# START OF INPUT DATA

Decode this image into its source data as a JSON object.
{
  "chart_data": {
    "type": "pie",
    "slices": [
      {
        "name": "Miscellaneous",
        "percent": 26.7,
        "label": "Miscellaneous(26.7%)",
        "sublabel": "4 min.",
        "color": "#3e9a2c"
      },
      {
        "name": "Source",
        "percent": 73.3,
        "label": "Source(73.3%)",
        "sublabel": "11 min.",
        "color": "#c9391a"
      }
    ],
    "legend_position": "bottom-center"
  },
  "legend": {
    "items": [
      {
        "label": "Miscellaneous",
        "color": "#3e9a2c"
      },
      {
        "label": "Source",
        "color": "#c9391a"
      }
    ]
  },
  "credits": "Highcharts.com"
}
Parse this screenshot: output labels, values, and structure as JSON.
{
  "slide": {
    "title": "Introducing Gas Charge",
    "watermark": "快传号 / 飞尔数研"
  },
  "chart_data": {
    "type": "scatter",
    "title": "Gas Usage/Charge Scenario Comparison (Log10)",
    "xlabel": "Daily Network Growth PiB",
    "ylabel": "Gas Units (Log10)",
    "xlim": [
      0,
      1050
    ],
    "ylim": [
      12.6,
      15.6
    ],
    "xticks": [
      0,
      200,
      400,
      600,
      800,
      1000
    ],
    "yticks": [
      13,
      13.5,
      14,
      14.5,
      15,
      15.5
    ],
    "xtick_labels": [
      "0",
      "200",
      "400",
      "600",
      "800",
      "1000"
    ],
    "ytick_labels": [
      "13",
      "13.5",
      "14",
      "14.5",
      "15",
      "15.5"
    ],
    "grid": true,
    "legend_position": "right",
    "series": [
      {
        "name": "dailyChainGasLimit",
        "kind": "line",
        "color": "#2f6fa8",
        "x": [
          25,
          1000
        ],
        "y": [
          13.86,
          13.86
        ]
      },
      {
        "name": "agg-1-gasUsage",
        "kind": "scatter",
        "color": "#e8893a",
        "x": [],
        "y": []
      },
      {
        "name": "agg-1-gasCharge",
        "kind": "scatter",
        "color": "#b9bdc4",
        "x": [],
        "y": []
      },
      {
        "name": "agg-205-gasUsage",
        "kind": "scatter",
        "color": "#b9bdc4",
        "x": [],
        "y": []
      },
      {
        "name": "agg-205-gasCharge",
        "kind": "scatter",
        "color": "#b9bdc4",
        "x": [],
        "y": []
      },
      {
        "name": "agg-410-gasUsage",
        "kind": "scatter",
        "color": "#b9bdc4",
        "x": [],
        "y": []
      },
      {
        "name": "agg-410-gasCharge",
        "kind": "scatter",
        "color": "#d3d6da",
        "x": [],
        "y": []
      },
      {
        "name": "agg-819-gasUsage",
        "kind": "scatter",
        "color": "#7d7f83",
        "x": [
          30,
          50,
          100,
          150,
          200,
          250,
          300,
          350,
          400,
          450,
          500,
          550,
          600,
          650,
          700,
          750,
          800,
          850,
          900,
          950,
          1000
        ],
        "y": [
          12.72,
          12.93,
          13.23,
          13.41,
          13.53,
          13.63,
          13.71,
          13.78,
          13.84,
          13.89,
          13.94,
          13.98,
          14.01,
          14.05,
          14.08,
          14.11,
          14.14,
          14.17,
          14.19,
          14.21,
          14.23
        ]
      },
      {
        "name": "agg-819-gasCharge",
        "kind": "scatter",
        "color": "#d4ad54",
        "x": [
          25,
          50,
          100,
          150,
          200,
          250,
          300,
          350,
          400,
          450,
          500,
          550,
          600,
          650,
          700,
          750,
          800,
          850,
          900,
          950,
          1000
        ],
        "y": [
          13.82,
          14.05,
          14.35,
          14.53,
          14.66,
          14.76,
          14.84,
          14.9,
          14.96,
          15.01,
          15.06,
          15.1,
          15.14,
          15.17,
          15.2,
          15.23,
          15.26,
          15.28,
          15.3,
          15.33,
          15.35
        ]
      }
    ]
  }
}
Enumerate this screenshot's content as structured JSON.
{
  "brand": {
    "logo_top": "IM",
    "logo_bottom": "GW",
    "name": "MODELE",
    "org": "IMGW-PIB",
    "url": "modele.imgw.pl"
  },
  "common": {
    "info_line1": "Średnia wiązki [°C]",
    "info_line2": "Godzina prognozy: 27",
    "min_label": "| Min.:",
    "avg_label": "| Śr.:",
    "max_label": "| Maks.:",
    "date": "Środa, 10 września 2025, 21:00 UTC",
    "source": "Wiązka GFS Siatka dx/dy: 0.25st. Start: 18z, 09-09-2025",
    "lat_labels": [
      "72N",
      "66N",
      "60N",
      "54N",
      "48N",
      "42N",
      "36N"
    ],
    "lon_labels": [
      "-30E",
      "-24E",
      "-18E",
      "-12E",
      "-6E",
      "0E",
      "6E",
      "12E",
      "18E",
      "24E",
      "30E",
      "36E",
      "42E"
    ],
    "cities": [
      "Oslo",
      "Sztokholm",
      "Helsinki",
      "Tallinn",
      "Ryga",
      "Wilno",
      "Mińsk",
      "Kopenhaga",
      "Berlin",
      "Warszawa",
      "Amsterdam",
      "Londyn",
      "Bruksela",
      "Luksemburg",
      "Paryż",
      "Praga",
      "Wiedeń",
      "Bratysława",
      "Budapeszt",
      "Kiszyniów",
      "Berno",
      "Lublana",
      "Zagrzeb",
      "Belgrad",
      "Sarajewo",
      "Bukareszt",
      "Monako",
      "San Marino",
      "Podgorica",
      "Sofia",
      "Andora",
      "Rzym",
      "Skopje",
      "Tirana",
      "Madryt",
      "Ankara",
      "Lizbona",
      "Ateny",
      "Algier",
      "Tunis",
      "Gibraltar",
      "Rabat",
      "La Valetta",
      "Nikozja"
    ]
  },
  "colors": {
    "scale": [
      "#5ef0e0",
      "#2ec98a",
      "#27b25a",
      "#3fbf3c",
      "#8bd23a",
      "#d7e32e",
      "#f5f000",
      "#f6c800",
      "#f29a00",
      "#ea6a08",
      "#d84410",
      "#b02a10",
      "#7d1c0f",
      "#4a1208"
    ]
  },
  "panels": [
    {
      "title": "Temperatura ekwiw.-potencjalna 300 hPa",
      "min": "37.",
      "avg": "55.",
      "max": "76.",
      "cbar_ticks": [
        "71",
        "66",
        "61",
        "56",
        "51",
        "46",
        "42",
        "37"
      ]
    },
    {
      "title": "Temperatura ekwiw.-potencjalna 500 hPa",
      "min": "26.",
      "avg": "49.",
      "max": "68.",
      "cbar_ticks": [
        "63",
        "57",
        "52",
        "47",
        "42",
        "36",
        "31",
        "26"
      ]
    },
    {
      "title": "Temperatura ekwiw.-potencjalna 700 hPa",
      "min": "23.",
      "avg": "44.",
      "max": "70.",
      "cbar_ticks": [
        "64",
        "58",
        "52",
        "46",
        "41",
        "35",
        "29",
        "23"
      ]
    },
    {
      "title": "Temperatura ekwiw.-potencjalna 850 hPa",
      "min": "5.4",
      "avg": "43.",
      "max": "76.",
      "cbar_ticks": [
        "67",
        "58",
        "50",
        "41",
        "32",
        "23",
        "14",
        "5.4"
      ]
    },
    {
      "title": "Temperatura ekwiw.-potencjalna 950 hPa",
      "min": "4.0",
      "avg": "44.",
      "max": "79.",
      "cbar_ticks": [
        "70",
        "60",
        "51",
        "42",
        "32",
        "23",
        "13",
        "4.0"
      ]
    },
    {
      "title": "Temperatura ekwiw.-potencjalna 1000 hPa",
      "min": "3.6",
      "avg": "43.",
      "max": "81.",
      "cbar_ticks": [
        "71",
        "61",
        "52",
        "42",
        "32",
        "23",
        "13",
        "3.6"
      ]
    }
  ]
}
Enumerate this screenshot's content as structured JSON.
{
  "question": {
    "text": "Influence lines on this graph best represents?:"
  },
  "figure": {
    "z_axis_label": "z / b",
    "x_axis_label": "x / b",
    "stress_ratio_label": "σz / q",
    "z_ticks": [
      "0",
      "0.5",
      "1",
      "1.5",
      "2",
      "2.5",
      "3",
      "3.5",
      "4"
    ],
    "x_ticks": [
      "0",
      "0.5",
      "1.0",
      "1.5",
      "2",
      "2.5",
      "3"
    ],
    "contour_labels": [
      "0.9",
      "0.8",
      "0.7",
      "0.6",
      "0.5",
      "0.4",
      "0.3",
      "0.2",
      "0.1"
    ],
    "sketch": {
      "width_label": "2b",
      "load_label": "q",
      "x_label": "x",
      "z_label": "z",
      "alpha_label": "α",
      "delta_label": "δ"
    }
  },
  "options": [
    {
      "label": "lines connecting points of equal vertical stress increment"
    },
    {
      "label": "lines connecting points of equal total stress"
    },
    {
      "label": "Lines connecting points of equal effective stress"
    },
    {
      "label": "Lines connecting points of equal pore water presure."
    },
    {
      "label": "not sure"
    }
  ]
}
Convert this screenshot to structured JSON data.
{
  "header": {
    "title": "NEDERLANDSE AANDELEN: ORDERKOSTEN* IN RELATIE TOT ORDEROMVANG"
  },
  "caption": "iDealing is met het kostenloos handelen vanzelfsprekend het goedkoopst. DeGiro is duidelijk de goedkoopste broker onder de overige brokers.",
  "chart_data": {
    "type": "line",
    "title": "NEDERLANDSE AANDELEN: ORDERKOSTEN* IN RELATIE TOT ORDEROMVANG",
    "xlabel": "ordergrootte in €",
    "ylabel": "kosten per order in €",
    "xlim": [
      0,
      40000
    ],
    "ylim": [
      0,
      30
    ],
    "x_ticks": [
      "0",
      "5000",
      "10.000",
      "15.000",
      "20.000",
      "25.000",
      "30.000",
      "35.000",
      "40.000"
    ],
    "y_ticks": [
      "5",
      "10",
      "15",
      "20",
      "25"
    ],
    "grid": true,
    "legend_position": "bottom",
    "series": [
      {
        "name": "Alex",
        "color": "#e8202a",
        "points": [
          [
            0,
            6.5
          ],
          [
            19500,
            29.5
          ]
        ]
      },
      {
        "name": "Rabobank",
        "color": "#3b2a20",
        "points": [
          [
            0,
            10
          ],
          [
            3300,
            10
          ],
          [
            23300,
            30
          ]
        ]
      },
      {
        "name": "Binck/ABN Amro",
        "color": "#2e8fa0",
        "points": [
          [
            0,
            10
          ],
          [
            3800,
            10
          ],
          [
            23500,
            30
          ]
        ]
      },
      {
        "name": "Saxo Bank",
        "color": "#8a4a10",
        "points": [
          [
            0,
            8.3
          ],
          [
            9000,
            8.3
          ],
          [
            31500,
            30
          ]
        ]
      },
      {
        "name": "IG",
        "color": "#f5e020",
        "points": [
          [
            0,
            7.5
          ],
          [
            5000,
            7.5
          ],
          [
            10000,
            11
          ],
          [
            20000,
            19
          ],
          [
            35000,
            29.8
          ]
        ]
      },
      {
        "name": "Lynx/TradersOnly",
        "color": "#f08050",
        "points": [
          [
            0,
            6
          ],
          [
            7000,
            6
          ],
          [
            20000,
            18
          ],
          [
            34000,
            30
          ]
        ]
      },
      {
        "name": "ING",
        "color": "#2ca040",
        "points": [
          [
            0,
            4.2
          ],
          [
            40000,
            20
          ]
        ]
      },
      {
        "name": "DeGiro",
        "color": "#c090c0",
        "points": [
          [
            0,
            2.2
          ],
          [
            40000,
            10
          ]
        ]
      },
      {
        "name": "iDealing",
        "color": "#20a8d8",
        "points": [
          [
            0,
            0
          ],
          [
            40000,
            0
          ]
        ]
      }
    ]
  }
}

# END OF INPUT DATA

EXERCISE OBJECTIVE: Pick out and copy the lines of the material that include the word "RELATIE".

RESPONSE TO THE TASK:
    "title": "NEDERLANDSE AANDELEN: ORDERKOSTEN* IN RELATIE TOT ORDEROMVANG"
    "title": "NEDERLANDSE AANDELEN: ORDERKOSTEN* IN RELATIE TOT ORDEROMVANG",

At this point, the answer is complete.